[begin LISTING]

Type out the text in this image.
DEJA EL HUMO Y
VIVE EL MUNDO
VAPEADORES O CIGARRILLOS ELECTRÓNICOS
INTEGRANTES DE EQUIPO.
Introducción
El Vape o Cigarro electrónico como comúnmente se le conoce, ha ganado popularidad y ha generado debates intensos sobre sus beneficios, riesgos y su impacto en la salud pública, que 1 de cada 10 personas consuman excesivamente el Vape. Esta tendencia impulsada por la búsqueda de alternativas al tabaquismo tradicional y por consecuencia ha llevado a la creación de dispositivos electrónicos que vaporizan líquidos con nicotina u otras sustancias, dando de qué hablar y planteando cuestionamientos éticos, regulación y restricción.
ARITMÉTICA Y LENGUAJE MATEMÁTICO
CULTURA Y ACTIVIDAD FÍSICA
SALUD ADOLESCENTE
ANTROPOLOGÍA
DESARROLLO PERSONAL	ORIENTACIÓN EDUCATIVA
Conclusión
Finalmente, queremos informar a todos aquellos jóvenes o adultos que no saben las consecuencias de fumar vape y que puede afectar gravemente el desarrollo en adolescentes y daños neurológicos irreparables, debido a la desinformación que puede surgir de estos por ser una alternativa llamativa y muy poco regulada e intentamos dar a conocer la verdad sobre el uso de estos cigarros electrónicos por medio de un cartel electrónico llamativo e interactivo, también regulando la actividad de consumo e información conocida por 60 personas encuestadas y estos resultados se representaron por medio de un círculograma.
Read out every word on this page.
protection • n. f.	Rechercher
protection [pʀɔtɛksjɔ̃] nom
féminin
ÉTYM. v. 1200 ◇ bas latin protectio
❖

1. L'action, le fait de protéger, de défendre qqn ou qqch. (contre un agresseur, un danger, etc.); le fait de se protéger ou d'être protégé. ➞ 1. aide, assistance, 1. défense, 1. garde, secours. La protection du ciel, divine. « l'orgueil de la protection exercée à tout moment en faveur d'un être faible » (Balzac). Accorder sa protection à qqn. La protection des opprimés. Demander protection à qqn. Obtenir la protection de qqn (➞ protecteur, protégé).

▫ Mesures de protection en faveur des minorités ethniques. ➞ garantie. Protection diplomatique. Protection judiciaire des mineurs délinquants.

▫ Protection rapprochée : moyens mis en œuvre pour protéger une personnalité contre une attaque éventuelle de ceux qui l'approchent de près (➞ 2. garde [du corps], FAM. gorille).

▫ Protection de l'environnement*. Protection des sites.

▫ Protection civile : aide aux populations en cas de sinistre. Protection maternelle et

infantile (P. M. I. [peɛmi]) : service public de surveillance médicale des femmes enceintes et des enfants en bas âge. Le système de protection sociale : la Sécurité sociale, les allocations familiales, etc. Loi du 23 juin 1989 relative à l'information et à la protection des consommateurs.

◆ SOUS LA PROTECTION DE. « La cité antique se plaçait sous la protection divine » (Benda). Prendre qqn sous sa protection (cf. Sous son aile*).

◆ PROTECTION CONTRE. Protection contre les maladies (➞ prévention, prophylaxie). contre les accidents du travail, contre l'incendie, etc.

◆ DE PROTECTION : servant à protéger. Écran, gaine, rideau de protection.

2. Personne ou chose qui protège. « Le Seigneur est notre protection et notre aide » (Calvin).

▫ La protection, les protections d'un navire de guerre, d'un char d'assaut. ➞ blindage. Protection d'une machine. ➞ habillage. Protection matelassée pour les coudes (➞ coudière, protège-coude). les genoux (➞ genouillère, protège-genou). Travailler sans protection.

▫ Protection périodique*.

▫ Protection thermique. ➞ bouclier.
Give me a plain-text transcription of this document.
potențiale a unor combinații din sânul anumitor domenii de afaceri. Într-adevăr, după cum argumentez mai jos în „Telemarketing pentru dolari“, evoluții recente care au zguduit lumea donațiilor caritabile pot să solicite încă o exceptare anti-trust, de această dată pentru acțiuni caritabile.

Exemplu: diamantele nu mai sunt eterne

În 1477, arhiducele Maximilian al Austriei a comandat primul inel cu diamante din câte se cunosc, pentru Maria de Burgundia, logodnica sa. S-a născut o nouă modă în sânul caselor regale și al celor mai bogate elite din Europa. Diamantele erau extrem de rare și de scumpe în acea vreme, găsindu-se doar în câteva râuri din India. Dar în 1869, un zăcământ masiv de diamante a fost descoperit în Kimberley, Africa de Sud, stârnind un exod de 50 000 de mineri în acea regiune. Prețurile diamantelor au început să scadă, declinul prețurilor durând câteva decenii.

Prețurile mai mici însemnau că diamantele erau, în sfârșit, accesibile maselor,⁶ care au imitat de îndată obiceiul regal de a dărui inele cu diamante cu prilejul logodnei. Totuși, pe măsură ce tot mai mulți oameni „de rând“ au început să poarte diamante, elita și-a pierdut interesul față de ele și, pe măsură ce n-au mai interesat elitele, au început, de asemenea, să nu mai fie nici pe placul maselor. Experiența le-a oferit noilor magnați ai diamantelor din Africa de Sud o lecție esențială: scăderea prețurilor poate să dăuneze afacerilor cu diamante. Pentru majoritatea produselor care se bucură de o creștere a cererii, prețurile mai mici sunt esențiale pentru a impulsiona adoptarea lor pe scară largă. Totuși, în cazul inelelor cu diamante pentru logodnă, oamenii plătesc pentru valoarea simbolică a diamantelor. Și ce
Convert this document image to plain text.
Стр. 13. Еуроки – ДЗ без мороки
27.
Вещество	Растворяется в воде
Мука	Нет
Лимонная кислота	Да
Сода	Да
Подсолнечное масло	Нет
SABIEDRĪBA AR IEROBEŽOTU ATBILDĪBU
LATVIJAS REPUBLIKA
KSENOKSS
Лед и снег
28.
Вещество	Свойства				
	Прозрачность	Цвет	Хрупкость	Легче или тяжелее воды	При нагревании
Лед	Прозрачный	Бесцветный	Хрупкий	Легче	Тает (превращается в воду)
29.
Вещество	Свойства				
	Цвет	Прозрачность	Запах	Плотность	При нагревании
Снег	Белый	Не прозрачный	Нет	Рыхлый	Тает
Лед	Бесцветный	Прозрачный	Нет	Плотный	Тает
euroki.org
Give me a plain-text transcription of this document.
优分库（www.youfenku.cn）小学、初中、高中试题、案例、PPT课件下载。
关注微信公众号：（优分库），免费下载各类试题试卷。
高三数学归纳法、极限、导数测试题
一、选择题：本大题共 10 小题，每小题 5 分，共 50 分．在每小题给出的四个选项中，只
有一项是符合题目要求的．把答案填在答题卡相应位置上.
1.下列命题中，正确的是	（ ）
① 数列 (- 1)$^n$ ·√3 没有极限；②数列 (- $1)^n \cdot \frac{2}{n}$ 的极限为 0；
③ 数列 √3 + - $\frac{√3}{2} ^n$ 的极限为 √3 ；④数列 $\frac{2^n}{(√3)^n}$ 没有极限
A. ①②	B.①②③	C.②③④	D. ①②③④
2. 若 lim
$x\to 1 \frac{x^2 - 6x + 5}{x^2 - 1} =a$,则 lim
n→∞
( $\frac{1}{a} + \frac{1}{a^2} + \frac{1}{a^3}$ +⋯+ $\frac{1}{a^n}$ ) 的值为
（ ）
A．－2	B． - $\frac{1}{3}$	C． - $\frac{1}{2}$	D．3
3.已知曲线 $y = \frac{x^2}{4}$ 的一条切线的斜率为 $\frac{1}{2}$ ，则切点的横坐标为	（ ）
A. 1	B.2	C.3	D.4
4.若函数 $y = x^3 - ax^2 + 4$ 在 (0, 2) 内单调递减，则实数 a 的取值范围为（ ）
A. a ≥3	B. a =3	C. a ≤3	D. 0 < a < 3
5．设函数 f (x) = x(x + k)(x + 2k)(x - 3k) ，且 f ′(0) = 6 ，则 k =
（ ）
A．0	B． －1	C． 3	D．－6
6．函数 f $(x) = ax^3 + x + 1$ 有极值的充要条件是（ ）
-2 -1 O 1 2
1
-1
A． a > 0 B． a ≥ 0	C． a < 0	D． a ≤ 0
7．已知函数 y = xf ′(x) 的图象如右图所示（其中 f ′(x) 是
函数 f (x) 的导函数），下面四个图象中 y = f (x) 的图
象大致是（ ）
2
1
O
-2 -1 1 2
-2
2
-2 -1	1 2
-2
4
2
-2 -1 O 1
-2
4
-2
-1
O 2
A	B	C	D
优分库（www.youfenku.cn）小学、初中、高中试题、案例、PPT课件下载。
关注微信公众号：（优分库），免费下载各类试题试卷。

[end LISTING]

What is the number of lines in the records that contain the word "Бесцветный"? Answer with the number and nothing else.

ANSWER IN FULL:
2